====== Given entries ======
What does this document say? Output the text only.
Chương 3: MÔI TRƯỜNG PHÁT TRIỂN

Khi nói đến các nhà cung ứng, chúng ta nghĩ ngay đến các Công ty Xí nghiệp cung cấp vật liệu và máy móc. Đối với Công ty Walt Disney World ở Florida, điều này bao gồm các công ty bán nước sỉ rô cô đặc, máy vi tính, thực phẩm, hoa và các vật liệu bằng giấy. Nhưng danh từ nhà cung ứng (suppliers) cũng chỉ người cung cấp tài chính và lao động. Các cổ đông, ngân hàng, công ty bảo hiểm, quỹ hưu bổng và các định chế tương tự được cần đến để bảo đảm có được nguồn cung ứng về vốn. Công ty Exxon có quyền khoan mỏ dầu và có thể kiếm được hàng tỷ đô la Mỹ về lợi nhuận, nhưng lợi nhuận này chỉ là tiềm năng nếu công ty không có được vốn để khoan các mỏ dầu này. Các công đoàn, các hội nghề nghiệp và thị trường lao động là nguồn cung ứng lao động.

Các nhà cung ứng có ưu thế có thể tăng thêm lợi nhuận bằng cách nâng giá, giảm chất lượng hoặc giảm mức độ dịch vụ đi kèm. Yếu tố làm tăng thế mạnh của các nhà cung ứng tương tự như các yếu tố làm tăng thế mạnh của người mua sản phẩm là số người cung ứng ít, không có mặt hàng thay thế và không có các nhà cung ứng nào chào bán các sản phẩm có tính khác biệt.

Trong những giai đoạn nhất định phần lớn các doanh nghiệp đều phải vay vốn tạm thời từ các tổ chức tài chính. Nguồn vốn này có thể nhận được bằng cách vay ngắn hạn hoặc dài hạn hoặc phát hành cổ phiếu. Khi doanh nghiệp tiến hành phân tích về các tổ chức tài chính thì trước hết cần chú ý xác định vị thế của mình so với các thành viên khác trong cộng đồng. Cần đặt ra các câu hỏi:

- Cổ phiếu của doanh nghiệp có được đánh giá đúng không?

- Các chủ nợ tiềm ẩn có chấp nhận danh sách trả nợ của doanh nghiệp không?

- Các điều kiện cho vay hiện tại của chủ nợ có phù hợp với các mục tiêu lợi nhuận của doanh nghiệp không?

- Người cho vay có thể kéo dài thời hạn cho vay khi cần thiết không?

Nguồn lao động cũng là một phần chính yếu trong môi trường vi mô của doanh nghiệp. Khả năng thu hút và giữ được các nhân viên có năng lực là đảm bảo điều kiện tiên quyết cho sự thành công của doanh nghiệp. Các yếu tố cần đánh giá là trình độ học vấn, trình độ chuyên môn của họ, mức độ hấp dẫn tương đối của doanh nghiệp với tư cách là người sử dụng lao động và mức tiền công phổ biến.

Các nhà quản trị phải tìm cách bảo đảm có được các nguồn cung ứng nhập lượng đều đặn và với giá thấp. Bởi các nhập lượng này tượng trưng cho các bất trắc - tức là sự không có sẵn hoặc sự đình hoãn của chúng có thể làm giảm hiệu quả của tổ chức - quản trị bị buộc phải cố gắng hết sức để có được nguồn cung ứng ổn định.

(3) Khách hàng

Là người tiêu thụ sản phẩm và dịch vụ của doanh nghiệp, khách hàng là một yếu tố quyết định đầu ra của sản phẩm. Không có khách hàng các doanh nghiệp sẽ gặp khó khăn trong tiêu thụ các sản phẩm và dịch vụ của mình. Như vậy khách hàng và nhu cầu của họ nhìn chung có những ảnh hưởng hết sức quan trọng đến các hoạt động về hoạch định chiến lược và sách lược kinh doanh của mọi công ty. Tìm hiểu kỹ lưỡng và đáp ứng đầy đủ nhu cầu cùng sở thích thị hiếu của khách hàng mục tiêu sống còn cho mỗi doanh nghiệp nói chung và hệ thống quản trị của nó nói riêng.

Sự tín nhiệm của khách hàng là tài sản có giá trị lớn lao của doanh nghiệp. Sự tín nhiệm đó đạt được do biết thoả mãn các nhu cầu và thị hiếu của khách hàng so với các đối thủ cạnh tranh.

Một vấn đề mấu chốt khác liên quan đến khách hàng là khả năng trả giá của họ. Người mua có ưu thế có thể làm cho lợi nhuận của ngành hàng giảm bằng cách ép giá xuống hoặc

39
======
Every line in the data that holds "phiếu" should be copied out.

Trong những giai đoạn nhất định phần lớn các doanh nghiệp đều phải vay vốn tạm thời từ các tổ chức tài chính. Nguồn vốn này có thể nhận được bằng cách vay ngắn hạn hoặc dài hạn hoặc phát hành cổ phiếu. Khi doanh nghiệp tiến hành phân tích về các tổ chức tài chính thì trước hết cần chú ý xác định vị thế của mình so với các thành viên khác trong cộng đồng. Cần đặt ra các câu hỏi:
- Cổ phiếu của doanh nghiệp có được đánh giá đúng không?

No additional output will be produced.